**Problem to solve**
Count the lines below that contain the word "date" and give only that number.

* Begin *

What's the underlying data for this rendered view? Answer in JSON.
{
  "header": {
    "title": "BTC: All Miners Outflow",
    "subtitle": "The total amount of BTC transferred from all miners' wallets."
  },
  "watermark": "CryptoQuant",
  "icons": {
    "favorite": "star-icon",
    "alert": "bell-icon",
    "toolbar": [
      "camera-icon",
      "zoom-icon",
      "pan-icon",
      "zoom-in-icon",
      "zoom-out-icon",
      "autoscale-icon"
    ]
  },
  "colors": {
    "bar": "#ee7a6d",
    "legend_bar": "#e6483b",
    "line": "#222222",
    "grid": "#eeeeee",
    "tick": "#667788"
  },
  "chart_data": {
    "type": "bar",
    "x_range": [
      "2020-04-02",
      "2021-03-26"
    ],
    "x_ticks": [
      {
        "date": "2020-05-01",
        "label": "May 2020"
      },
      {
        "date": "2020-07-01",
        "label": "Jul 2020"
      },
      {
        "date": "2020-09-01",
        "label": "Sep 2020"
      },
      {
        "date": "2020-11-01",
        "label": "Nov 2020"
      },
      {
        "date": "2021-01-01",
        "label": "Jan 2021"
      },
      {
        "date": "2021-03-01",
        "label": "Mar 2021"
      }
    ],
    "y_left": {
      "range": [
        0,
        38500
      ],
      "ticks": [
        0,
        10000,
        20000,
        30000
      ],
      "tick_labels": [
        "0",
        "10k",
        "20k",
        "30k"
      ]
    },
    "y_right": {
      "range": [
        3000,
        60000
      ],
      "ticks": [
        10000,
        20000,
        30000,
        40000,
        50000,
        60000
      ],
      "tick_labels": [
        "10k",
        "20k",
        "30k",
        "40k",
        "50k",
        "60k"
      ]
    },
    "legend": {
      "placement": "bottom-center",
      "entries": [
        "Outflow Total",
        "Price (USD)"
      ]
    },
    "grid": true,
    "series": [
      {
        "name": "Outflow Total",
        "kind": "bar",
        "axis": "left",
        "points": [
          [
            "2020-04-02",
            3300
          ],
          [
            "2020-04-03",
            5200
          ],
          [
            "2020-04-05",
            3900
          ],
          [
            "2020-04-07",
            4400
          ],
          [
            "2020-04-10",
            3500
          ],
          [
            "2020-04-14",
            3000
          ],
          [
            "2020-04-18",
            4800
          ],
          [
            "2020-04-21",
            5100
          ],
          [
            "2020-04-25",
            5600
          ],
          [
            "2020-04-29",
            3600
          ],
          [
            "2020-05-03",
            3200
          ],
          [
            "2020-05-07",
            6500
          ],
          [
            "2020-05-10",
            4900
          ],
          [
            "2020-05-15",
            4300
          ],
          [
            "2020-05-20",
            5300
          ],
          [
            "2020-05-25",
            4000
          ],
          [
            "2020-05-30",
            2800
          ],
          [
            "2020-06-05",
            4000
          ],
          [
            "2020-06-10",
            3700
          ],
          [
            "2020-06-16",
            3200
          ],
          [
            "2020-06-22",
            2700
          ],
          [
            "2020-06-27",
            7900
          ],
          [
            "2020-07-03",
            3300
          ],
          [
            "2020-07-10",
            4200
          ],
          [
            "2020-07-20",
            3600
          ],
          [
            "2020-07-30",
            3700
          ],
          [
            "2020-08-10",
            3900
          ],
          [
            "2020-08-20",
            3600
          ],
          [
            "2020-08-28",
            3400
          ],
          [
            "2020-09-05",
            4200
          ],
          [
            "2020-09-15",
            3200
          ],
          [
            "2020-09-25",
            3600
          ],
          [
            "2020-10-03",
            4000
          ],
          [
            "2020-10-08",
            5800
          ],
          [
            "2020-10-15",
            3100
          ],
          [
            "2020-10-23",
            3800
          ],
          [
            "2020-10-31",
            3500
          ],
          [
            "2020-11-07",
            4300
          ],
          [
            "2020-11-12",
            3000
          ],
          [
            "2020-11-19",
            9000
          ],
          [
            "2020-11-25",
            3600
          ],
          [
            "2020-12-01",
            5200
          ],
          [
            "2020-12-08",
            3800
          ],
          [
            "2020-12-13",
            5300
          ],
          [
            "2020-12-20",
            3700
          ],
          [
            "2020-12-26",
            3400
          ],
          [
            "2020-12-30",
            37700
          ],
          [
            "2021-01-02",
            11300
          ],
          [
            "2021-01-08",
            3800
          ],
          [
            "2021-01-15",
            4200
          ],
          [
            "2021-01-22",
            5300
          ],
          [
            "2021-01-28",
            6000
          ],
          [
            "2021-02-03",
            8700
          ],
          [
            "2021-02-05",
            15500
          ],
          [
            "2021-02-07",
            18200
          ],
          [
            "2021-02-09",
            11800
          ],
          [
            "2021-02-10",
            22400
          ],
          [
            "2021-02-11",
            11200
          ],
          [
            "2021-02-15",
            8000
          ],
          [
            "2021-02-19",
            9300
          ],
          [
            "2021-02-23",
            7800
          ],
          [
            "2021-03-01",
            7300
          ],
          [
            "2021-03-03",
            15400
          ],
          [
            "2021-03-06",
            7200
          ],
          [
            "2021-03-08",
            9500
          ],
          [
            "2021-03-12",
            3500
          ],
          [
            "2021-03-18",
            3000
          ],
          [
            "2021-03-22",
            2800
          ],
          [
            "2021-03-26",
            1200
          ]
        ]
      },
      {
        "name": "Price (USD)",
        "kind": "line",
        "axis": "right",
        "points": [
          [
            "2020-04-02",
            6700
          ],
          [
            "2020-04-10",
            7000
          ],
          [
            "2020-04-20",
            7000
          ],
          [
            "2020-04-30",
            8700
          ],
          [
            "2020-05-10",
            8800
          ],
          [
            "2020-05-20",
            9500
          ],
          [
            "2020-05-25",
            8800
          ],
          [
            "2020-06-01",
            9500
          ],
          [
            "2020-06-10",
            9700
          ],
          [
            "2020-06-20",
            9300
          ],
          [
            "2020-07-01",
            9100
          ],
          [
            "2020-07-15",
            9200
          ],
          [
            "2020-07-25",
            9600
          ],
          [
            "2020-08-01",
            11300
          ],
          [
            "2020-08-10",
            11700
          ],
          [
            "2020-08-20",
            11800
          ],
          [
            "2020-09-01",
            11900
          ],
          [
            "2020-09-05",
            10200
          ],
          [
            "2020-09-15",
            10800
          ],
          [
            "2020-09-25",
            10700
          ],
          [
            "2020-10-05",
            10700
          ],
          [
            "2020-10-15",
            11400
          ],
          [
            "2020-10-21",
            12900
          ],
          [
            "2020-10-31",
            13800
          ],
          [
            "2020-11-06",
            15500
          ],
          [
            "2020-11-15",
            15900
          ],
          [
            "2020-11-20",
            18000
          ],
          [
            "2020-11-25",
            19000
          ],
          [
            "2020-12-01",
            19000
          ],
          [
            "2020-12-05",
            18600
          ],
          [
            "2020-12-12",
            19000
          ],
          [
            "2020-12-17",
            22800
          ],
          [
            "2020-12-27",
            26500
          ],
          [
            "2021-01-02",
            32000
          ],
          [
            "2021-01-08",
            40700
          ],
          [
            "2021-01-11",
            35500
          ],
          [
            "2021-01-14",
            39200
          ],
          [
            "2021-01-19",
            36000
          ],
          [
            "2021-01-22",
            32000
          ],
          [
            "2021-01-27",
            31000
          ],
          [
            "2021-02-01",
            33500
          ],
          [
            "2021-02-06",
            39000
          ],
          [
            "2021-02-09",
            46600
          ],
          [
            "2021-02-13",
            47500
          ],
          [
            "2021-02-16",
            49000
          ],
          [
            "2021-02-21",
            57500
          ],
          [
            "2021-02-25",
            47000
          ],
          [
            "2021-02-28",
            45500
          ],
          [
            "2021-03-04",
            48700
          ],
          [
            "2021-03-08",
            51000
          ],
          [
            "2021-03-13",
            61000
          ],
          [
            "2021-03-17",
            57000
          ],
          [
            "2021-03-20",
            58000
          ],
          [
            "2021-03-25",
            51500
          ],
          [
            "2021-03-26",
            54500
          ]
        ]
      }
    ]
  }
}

* End *

**Final answer**
6